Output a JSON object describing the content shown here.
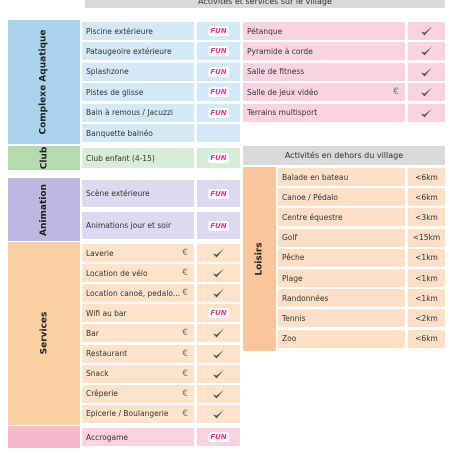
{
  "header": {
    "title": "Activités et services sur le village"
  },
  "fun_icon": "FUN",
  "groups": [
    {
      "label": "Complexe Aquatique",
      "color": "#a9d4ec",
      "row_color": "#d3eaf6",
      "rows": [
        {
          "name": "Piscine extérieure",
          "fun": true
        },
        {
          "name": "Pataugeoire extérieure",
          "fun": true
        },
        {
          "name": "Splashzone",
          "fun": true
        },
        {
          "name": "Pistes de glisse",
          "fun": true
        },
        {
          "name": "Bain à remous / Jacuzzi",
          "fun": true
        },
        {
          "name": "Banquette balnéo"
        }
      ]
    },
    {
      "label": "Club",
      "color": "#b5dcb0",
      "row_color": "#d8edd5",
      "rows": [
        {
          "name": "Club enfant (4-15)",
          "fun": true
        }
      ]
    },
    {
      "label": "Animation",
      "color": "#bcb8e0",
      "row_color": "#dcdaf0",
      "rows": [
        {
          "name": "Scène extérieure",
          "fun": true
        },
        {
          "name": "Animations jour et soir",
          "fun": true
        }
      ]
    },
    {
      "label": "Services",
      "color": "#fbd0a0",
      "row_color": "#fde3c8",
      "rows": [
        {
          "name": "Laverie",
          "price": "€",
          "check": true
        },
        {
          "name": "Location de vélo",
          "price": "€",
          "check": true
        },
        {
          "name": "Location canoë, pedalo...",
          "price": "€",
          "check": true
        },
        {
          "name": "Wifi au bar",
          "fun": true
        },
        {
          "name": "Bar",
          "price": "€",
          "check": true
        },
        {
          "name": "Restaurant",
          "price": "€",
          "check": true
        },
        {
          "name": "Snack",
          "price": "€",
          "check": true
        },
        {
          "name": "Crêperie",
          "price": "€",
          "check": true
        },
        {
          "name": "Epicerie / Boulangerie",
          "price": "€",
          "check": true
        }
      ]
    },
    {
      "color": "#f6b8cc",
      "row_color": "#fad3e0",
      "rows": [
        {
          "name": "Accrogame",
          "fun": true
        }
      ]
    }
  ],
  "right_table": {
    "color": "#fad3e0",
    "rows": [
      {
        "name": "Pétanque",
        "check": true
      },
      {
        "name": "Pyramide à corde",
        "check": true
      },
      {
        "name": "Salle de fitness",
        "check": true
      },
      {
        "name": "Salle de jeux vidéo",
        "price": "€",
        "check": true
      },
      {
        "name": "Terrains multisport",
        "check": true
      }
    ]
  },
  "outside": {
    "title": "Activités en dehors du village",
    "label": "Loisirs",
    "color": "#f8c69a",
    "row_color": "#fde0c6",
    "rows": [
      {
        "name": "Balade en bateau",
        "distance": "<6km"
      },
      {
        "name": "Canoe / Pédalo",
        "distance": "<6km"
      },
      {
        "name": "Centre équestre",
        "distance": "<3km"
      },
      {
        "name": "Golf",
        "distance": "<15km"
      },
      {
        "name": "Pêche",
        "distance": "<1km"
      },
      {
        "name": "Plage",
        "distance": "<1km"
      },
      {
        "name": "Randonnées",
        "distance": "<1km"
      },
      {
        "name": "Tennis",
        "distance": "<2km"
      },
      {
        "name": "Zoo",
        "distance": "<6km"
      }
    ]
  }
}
::::
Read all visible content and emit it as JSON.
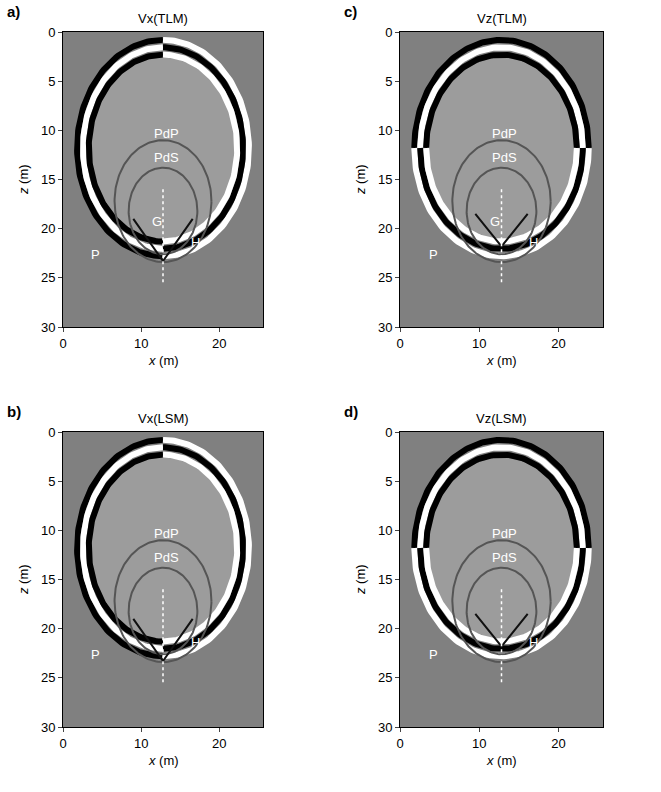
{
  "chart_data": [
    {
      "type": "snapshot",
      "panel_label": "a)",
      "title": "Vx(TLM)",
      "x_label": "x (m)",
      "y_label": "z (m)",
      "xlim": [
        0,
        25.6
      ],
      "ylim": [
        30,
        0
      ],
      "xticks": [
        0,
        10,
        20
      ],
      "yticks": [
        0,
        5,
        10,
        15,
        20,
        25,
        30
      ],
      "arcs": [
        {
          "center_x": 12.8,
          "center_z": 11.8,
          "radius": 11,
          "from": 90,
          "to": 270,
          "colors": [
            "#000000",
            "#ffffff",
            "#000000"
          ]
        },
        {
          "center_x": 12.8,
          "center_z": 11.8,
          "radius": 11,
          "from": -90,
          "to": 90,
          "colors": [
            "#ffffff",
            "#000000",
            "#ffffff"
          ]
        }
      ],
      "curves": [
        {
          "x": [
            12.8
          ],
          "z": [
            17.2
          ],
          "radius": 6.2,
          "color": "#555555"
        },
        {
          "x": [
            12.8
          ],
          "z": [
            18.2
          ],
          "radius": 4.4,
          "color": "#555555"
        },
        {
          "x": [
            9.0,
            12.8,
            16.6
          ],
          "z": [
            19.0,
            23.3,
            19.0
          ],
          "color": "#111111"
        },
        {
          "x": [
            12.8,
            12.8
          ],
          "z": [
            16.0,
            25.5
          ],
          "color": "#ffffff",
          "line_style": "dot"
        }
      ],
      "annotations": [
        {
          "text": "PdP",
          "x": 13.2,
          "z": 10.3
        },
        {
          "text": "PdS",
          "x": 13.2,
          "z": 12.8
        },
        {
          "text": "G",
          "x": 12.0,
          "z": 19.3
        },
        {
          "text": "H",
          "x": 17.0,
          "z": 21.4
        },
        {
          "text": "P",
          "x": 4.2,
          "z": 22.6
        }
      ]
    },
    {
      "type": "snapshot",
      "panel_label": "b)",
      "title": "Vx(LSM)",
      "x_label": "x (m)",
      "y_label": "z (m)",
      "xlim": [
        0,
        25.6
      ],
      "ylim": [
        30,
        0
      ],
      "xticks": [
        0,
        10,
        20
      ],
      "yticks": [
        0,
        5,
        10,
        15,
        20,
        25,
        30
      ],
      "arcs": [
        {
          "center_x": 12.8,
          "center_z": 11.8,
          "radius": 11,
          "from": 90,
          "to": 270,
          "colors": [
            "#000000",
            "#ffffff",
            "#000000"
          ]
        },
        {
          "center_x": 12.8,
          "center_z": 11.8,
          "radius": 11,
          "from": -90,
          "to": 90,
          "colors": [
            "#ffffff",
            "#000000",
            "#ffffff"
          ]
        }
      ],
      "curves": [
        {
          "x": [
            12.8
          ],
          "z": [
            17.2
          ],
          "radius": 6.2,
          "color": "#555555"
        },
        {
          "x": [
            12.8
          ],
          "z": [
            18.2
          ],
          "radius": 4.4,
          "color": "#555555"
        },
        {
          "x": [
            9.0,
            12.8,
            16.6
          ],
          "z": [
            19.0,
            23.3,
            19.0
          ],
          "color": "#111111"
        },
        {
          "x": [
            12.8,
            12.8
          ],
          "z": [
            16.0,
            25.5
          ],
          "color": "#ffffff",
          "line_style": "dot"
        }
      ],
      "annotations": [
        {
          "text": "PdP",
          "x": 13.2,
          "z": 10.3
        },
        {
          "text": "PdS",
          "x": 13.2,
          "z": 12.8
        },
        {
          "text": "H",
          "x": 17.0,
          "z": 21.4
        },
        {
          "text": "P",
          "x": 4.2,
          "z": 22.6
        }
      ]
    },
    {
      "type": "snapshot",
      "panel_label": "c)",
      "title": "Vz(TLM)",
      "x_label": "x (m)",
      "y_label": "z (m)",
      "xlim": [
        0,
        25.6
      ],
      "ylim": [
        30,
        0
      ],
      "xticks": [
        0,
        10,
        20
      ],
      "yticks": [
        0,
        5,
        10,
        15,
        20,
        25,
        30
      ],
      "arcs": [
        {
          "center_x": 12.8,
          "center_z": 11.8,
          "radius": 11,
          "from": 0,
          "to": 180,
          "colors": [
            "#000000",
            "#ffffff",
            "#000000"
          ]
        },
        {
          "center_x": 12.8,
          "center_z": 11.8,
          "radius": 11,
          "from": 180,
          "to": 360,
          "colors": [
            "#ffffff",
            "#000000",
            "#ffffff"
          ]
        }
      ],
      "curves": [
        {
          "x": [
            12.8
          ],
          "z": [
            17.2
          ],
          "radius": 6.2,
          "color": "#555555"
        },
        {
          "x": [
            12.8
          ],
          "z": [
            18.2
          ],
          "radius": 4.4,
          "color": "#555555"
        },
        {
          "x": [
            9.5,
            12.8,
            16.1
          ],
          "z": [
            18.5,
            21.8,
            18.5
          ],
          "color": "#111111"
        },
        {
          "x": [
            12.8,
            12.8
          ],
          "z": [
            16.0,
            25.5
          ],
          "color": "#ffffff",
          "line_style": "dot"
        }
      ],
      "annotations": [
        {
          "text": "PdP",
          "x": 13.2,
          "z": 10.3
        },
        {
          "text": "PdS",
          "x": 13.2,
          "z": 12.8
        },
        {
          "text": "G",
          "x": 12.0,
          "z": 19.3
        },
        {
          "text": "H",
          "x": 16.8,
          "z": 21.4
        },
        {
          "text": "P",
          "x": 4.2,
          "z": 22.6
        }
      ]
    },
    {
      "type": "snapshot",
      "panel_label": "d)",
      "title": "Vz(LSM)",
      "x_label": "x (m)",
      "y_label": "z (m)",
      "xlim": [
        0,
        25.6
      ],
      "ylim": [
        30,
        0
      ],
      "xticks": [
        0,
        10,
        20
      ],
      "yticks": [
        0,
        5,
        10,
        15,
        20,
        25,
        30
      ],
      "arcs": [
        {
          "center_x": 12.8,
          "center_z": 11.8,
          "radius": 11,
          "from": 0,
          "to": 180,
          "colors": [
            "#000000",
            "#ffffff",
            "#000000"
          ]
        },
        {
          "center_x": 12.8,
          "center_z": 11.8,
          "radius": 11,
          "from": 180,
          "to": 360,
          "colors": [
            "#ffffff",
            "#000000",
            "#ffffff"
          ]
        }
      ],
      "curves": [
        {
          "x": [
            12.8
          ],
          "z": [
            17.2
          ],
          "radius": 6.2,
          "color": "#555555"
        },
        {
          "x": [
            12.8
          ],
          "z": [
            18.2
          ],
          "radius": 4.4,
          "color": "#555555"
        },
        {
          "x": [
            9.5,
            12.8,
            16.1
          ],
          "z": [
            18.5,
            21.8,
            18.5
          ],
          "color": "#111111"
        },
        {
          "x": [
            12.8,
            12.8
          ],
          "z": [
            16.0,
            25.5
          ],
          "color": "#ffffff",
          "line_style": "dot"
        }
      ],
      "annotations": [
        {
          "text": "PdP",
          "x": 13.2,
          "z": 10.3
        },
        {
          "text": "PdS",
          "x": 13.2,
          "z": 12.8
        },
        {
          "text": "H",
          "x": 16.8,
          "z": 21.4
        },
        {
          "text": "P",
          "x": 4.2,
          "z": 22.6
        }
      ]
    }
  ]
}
::::
Work to do:
In the records above, locate every line with the string "content" and copy it.

Exercise output:
Output a JSON object describing the content shown here.
Read all visible content and emit it as JSON.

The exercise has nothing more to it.